■ MATERIAL:
──────

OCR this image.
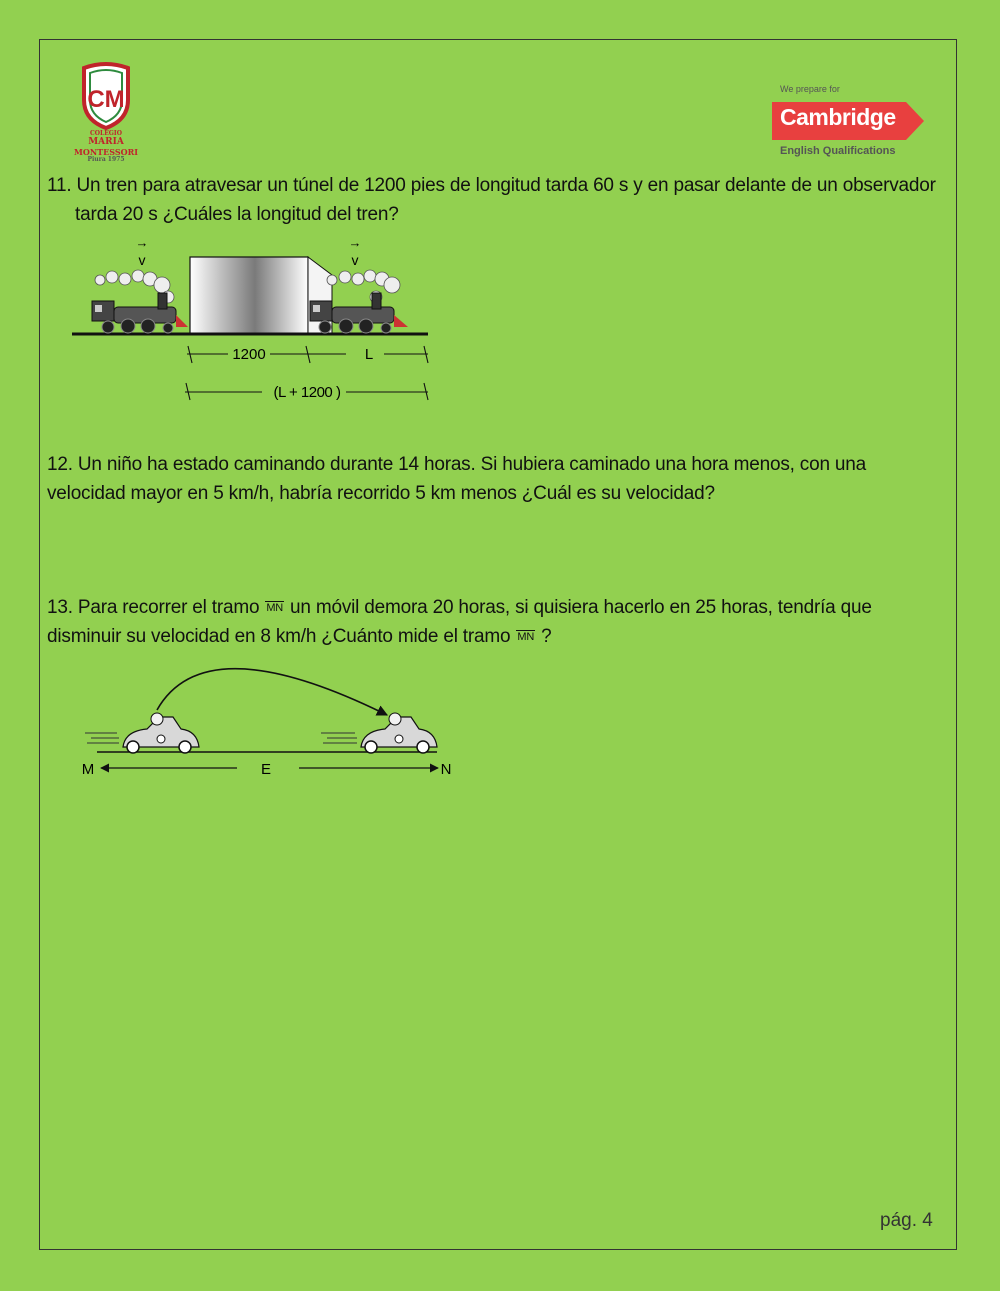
CM
COLEGIO
MARIA
MONTESSORI
Piura 1975
We prepare for
Cambridge
English Qualifications
11. Un tren para atravesar un túnel de 1200 pies de longitud tarda 60 s y en pasar delante de un observador
tarda 20 s ¿Cuáles la longitud del tren?
→
v
→
v
1200	L
(L + 1200 )
12. Un niño ha estado caminando durante 14 horas. Si hubiera caminado una hora menos, con una
velocidad mayor en 5 km/h, habría recorrido 5 km menos ¿Cuál es su velocidad?
13. Para recorrer el tramo MN un móvil demora 20 horas, si quisiera hacerlo en 25 horas, tendría que
disminuir su velocidad en 8 km/h ¿Cuánto mide el tramo MN ?
M	E	N
pág. 4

──────

■ EXERCISE AIM: Identify each line in the entries with the word "menos" and copy it.

■ REPLY TO THE EXERCISE:
12. Un niño ha estado caminando durante 14 horas. Si hubiera caminado una hora menos, con una
velocidad mayor en 5 km/h, habría recorrido 5 km menos ¿Cuál es su velocidad?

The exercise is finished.